## What you are asked to do:
Filter the material below down to the lines with the word "files" and give those lines.

## Source records:

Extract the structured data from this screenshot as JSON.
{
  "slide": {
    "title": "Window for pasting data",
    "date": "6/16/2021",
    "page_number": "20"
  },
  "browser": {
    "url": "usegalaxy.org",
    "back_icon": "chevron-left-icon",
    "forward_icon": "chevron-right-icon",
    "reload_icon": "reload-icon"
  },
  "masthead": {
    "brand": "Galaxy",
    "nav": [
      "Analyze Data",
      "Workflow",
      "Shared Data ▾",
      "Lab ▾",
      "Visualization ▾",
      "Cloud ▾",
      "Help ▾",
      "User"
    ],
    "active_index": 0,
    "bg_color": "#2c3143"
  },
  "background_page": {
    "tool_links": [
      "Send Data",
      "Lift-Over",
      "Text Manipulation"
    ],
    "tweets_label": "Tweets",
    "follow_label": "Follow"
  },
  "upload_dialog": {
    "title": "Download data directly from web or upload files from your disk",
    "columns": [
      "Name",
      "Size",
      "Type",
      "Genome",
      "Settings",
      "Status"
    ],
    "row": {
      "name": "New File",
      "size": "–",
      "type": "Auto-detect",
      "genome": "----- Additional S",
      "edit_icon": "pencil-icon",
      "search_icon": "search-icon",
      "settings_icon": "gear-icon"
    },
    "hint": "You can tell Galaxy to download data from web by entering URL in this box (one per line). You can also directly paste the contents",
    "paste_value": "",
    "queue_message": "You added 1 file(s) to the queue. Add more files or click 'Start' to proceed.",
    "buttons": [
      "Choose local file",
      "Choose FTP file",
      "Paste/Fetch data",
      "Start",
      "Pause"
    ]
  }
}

## Exercise answer:
    "title": "Download data directly from web or upload files from your disk",
    "queue_message": "You added 1 file(s) to the queue. Add more files or click 'Start' to proceed.",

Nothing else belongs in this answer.